WHAT NEEDS TO BE DONE - Pick out each line in these entries that contains the string "Davey".

◆ ◆ ◆ ◆ ◆

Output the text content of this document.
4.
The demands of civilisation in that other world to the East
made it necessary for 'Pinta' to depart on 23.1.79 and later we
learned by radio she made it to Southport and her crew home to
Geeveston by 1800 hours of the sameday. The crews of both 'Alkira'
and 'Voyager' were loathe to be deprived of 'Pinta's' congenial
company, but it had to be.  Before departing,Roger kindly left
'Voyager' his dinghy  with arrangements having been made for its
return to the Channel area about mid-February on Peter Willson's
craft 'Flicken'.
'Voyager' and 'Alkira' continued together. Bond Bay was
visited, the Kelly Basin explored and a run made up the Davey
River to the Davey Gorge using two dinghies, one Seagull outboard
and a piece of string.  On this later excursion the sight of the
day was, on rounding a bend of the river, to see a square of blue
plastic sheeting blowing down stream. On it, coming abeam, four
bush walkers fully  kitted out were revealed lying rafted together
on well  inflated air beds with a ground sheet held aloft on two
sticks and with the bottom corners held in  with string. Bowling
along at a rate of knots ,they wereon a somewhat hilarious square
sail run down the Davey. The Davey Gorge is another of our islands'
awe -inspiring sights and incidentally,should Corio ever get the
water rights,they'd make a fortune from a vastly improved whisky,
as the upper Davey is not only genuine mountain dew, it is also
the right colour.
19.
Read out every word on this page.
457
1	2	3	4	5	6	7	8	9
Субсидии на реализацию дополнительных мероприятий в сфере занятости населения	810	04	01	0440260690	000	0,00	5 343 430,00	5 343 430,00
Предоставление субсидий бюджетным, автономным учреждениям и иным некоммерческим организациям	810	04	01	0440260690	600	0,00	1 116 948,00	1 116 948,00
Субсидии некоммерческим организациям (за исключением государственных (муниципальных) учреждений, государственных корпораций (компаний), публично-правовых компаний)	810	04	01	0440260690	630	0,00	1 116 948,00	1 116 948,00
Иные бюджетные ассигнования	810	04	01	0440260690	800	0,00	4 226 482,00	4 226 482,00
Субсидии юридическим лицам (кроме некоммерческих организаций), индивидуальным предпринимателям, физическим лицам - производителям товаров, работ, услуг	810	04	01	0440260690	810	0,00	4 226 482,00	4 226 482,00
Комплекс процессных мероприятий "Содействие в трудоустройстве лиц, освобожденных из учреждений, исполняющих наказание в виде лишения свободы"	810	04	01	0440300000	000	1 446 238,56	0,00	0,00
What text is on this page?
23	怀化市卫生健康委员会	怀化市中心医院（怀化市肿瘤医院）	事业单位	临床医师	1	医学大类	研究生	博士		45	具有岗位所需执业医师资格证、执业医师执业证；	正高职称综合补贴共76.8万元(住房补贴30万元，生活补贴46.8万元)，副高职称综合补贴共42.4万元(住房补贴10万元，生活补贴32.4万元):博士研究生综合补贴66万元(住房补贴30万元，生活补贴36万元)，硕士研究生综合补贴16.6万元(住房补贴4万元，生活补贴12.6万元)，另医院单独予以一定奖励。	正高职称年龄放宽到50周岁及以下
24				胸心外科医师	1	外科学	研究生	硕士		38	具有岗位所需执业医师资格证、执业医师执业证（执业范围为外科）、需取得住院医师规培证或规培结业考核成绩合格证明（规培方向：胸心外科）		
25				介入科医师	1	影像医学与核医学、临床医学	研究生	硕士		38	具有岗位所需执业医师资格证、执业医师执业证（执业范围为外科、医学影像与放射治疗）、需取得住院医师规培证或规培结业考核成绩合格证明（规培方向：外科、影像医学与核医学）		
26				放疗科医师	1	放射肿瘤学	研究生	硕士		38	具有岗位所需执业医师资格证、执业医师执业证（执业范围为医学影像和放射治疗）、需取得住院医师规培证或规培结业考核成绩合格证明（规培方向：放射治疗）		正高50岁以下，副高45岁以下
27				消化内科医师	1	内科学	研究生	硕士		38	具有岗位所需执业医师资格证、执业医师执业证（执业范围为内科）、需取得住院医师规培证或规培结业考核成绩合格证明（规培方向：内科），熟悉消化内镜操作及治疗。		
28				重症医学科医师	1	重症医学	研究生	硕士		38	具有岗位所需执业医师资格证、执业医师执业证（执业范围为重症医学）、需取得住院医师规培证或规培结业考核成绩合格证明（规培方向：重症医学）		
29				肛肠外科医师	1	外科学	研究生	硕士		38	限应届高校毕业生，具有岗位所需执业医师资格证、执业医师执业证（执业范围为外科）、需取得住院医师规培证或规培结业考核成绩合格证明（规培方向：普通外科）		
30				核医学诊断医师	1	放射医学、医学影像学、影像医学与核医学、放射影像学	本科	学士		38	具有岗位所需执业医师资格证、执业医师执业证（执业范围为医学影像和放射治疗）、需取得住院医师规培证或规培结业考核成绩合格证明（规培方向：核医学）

◆ ◆ ◆ ◆ ◆

SOLUTION FOR THIS EXERCISE -
visited, the Kelly Basin explored and a run made up the Davey
River to the Davey Gorge using two dinghies, one Seagull outboard
sail run down the Davey. The Davey Gorge is another of our islands'
as the upper Davey is not only genuine mountain dew, it is also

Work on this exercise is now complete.